## TEXTE À LIRE
FREDERIQUE DEGHELT, journaliste

Oui oui je pourrais vous dire qu’en suivant les chemins d’écriture de Vincent Pachès vous rencontrerez des mots qui vous emberlificotent, des mots qu’il a présentés les uns aux autres et qui se content maintenant fleurette au fil de ses pages. Je pourrais vous raconter que dans ses écrits, des vaches côtoient des hippopotames en grandes conversations avec des fourmis. Je pourrais ajouter que lire sa poésie rend heureux et qu’on va mieux si on n’allait pas très bien et qu’à ce titre, ses livres devraient être remboursés par la sécurité sociale. Mais enfin tout ce que je pourrais vous en dire avec des mots ne remplacerait jamais la lecture que vous ferez, ce parcours des yeux soudain embués par la tendresse de les découvrir.

## CONSIGNE DONNÉE 1
D'après le texte sur la poésie de Vincent Pachès, pourquoi ses livres devraient-ils être remboursés par la sécurité sociale ?

## CONTENU DES DONNÉES
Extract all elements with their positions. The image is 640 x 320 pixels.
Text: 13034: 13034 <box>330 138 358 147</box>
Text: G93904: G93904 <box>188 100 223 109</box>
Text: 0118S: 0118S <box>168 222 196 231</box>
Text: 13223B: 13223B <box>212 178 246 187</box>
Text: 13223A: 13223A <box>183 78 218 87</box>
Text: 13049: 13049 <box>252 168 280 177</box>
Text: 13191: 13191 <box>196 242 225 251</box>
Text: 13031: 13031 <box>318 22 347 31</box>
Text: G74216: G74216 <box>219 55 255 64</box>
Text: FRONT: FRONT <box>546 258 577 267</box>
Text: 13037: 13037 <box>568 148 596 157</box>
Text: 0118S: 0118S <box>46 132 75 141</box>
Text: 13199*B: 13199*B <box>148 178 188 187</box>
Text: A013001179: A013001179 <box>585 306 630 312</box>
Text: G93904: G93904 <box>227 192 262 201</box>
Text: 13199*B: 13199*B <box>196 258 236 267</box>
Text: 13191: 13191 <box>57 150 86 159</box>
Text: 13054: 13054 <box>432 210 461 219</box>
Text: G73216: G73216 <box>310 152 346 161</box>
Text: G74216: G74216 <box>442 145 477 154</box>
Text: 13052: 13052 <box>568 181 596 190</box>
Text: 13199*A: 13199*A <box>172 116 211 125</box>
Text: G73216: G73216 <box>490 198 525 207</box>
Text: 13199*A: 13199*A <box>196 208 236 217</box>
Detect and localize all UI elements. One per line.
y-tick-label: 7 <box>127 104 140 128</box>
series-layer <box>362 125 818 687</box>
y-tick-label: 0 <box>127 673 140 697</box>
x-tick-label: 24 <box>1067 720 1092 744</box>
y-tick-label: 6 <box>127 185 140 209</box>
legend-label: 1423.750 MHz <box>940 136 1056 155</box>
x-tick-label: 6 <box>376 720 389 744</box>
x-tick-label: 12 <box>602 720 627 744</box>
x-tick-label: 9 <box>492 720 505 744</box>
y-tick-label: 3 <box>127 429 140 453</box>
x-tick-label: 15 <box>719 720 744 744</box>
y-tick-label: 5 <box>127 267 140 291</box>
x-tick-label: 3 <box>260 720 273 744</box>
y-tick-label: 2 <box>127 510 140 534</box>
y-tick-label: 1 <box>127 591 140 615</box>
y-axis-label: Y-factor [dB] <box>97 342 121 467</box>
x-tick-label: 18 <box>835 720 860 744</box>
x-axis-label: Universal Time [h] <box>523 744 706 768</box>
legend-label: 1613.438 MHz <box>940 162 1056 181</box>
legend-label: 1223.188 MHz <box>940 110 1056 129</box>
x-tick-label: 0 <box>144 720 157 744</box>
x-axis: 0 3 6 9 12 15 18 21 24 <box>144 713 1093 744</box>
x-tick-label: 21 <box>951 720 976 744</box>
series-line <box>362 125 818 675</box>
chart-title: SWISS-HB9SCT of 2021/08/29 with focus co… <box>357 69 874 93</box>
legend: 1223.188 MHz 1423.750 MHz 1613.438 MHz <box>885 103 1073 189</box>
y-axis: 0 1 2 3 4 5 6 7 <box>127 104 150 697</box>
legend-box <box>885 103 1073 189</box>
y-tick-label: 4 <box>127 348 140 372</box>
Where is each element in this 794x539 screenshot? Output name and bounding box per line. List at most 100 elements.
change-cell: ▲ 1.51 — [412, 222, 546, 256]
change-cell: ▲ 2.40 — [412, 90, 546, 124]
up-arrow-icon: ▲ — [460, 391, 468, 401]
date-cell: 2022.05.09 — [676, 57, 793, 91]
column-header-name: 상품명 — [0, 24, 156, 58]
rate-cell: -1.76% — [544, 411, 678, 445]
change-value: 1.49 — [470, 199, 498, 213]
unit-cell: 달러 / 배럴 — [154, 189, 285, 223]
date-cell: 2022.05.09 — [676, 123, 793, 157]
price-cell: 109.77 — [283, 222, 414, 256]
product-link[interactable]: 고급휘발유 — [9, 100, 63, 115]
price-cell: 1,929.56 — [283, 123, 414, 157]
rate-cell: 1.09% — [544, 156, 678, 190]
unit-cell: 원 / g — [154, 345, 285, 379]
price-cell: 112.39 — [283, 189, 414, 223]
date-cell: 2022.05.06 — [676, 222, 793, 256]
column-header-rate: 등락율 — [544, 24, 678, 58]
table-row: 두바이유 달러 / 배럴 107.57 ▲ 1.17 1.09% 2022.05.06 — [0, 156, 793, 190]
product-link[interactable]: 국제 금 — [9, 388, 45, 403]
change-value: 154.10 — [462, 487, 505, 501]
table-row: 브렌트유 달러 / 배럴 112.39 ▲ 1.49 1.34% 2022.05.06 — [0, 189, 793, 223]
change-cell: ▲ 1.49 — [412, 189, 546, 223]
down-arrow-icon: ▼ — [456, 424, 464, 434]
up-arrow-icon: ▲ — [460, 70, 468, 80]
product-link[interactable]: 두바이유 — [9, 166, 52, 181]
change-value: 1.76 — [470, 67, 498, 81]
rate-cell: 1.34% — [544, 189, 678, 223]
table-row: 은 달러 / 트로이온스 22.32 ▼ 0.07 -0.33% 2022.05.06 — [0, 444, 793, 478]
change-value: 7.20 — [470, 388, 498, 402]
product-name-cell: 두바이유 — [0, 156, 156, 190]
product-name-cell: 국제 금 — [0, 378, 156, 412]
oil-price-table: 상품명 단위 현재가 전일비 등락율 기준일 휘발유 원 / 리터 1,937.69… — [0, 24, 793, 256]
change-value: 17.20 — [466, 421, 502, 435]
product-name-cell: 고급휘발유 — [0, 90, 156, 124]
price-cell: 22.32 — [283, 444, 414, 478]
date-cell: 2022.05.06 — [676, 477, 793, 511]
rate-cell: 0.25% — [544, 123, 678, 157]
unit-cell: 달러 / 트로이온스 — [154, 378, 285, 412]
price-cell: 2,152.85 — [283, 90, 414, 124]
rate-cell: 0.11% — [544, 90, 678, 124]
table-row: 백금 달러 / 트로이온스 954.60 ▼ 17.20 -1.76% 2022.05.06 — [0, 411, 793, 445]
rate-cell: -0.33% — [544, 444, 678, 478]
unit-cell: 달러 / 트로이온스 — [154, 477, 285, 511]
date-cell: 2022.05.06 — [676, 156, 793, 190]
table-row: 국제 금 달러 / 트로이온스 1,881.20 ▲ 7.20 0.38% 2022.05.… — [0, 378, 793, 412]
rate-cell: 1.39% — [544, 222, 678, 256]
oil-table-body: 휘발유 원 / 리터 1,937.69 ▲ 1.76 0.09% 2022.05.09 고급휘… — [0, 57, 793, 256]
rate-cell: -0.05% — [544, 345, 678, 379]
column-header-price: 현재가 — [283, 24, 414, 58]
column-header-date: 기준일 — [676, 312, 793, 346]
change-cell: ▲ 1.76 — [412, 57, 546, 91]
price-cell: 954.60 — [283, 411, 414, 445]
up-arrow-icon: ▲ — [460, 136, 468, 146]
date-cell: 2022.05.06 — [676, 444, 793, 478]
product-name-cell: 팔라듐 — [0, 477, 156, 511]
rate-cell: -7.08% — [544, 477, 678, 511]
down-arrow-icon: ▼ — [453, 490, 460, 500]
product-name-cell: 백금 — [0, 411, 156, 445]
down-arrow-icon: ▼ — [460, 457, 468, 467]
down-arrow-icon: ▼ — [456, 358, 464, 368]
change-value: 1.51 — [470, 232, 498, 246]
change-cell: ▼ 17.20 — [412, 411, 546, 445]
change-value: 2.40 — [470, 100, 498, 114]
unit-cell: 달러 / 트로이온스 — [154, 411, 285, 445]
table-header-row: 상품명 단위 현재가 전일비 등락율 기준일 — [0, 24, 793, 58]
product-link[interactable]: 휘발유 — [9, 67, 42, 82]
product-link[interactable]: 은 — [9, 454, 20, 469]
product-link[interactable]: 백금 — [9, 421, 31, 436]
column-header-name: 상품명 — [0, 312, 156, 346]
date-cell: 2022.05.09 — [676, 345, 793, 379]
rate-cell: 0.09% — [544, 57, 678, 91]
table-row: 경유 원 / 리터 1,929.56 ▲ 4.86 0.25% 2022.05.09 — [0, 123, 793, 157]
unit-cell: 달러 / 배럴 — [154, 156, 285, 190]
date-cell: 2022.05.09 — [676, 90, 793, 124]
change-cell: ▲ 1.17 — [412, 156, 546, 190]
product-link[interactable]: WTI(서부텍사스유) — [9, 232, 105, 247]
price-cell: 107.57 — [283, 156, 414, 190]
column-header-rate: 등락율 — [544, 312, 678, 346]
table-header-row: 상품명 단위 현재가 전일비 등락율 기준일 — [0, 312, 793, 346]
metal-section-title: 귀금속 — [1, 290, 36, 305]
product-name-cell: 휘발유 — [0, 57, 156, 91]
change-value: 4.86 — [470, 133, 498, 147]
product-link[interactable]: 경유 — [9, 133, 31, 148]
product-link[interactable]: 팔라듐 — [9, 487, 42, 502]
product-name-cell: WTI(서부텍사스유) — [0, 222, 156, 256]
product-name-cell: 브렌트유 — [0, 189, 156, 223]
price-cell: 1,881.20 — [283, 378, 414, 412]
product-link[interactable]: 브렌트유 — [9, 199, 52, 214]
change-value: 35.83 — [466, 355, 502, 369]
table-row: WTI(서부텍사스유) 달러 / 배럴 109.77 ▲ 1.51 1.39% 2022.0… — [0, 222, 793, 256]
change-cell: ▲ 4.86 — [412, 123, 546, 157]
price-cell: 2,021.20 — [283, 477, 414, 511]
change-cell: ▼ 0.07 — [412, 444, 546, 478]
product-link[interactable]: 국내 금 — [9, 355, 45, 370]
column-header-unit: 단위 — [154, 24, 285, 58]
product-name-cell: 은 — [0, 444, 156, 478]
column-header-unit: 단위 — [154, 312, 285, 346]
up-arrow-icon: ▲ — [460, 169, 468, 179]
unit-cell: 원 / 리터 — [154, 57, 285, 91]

## CONSIGNE DONNÉE 2
Dans la liste, recopiez les lignes allant du début jusqu'à celle qui contient « legend-label: 1423.750 MHz », incluse, en remplaçant « y-tick-label » par « y-axis-tick » sans rien modifier d'autre.

## RÉSULTAT 1
Parce que lire sa poésie rend heureux et qu'on va mieux si on n'allait pas très bien.

## RÉSULTAT 2
Extract all elements with their positions. The image is 640 x 320 pixels.
Text: 13034: 13034 <box>330 138 358 147</box>
Text: G93904: G93904 <box>188 100 223 109</box>
Text: 0118S: 0118S <box>168 222 196 231</box>
Text: 13223B: 13223B <box>212 178 246 187</box>
Text: 13223A: 13223A <box>183 78 218 87</box>
Text: 13049: 13049 <box>252 168 280 177</box>
Text: 13191: 13191 <box>196 242 225 251</box>
Text: 13031: 13031 <box>318 22 347 31</box>
Text: G74216: G74216 <box>219 55 255 64</box>
Text: FRONT: FRONT <box>546 258 577 267</box>
Text: 13037: 13037 <box>568 148 596 157</box>
Text: 0118S: 0118S <box>46 132 75 141</box>
Text: 13199*B: 13199*B <box>148 178 188 187</box>
Text: A013001179: A013001179 <box>585 306 630 312</box>
Text: G93904: G93904 <box>227 192 262 201</box>
Text: 13199*B: 13199*B <box>196 258 236 267</box>
Text: 13191: 13191 <box>57 150 86 159</box>
Text: 13054: 13054 <box>432 210 461 219</box>
Text: G73216: G73216 <box>310 152 346 161</box>
Text: G74216: G74216 <box>442 145 477 154</box>
Text: 13052: 13052 <box>568 181 596 190</box>
Text: 13199*A: 13199*A <box>172 116 211 125</box>
Text: G73216: G73216 <box>490 198 525 207</box>
Text: 13199*A: 13199*A <box>196 208 236 217</box>
Detect and localize all UI elements. One per line.
y-axis-tick: 7 <box>127 104 140 128</box>
series-layer <box>362 125 818 687</box>
y-axis-tick: 0 <box>127 673 140 697</box>
x-tick-label: 24 <box>1067 720 1092 744</box>
y-axis-tick: 6 <box>127 185 140 209</box>
legend-label: 1423.750 MHz <box>940 136 1056 155</box>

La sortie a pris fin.